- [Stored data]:

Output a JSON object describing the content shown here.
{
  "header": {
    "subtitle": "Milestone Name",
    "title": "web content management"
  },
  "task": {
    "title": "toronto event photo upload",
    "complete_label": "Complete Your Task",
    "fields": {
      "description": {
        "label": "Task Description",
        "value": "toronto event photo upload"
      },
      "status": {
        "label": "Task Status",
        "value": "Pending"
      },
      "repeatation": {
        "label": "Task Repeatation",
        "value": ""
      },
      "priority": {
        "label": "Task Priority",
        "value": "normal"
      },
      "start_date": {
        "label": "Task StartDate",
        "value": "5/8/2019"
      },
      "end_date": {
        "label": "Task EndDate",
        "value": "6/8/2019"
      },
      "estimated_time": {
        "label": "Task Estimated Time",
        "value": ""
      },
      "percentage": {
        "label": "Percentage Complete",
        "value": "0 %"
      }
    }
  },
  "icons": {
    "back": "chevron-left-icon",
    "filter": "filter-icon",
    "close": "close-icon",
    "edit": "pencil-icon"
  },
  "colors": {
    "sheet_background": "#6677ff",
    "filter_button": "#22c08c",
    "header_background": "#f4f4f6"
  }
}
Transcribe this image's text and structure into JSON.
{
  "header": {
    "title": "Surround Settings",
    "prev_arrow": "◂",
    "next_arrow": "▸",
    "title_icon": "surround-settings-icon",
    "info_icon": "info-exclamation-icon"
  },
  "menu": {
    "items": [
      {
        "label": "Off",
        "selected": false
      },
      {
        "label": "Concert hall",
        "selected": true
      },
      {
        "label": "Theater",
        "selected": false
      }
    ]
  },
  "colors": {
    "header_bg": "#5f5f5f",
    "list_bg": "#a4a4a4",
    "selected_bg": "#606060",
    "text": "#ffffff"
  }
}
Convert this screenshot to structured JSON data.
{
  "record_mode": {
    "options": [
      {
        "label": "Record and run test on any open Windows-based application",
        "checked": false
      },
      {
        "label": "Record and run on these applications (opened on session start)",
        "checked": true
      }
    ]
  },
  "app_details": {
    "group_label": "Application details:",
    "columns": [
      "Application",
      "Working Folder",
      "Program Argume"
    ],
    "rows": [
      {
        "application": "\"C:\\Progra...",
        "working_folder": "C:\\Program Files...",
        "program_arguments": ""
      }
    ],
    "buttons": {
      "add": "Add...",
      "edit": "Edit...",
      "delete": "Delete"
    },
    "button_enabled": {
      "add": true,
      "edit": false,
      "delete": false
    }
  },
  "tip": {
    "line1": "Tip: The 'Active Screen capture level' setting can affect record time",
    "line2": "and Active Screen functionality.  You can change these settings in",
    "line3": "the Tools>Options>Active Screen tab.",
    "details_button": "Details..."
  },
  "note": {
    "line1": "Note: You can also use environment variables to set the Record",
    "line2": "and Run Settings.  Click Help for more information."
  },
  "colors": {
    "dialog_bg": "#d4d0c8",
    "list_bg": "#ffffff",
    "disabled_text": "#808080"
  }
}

- [Written problem]: Track down the lines that include the word "upload" and copy them.

- [Expected output]:
    "title": "toronto event photo upload",
        "value": "toronto event photo upload"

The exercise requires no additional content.